-- Begin --
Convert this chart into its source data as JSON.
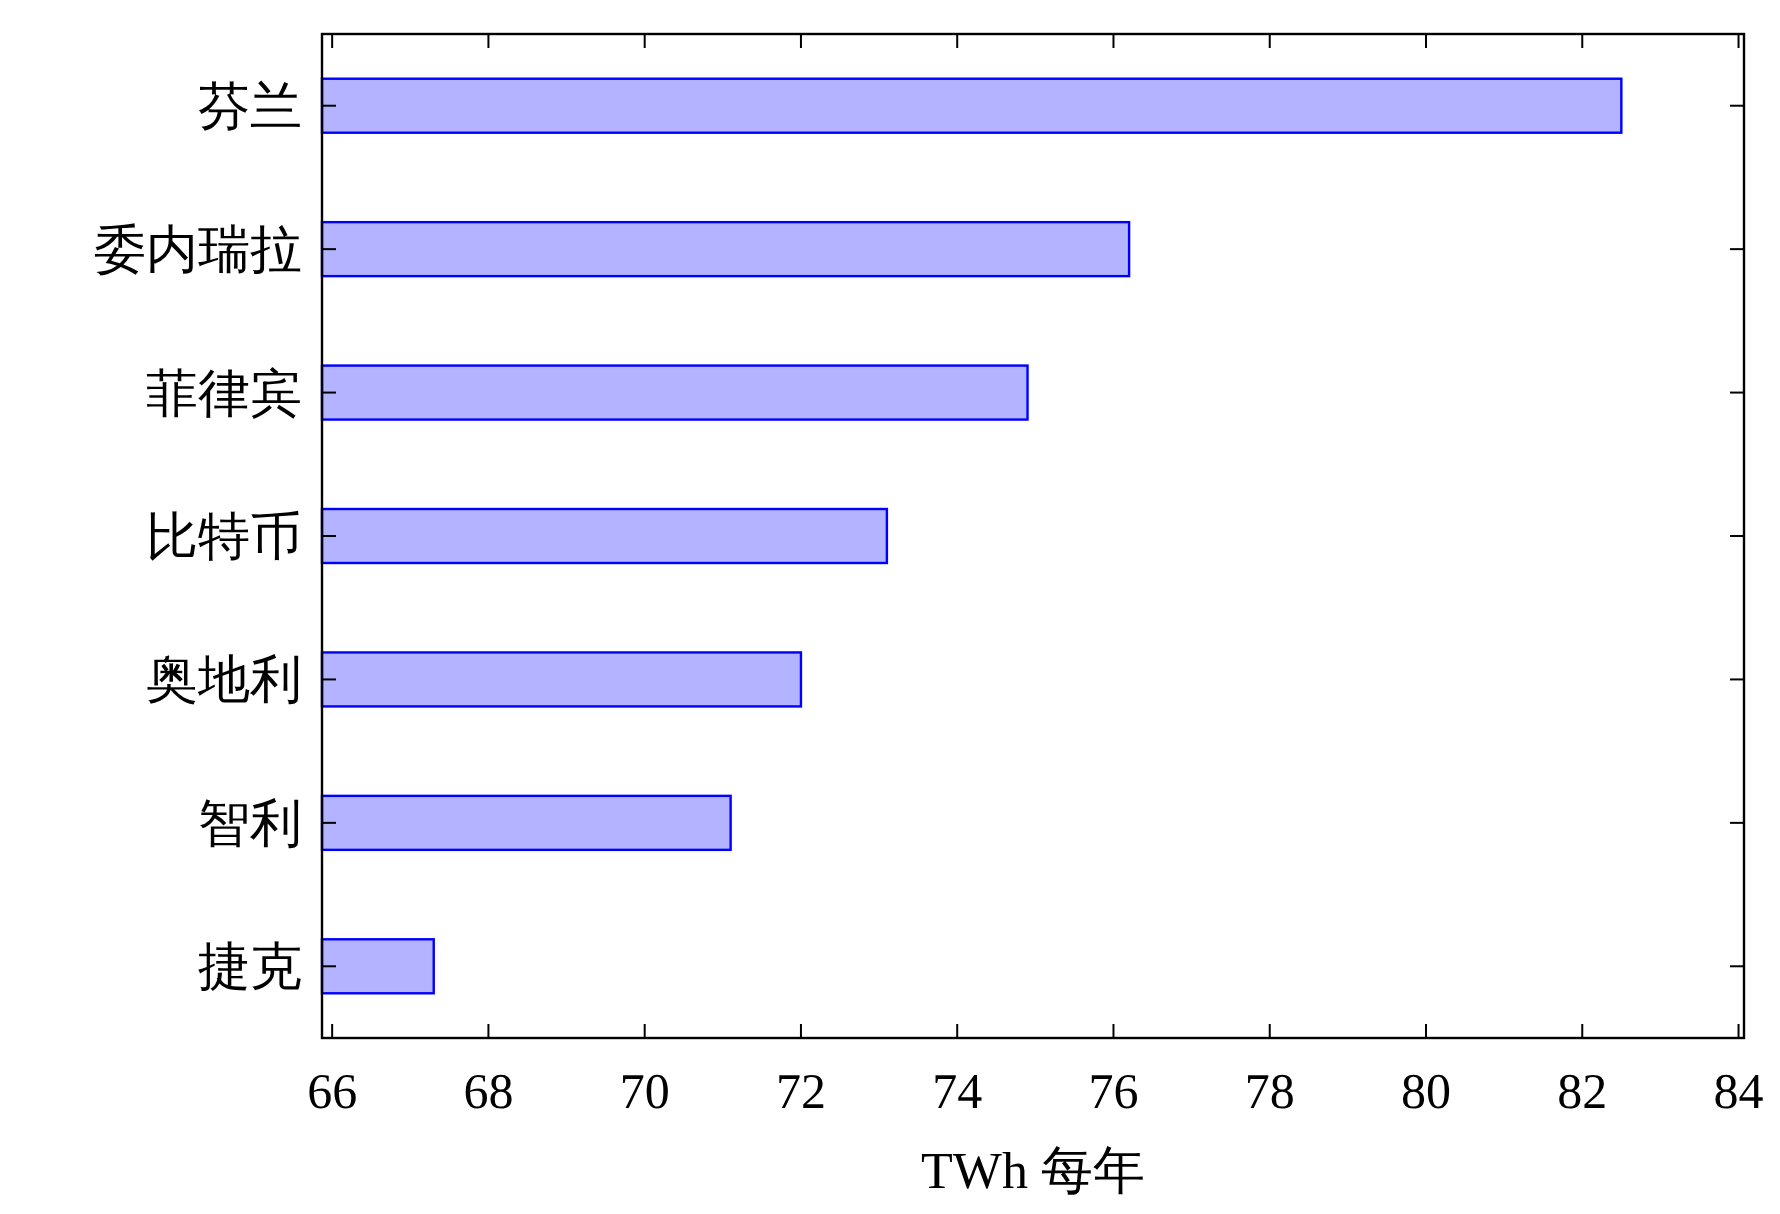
{
  "chart_data": {
    "type": "bar",
    "orientation": "horizontal",
    "xlabel": "TWh 每年",
    "categories": [
      "芬兰",
      "委内瑞拉",
      "菲律宾",
      "比特币",
      "奥地利",
      "智利",
      "捷克"
    ],
    "values": [
      82.5,
      76.2,
      74.9,
      73.1,
      72.0,
      71.1,
      67.3
    ],
    "color": "#b3b3ff",
    "xlim": [
      65.87,
      84.07
    ],
    "xticks": [
      66,
      68,
      70,
      72,
      74,
      76,
      78,
      80,
      82,
      84
    ],
    "grid": false
  }
}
-- End --
• _Written problem_
Each line above is to be copied verbatim. Drop any image from the copy.

• _Result of this exercise_
Convert this chart into its source data as JSON.
{
  "chart_data": {
    "type": "bar",
    "orientation": "horizontal",
    "xlabel": "TWh 每年",
    "categories": [
      "芬兰",
      "委内瑞拉",
      "菲律宾",
      "比特币",
      "奥地利",
      "智利",
      "捷克"
    ],
    "values": [
      82.5,
      76.2,
      74.9,
      73.1,
      72.0,
      71.1,
      67.3
    ],
    "color": "#b3b3ff",
    "xlim": [
      65.87,
      84.07
    ],
    "xticks": [
      66,
      68,
      70,
      72,
      74,
      76,
      78,
      80,
      82,
      84
    ],
    "grid": false
  }
}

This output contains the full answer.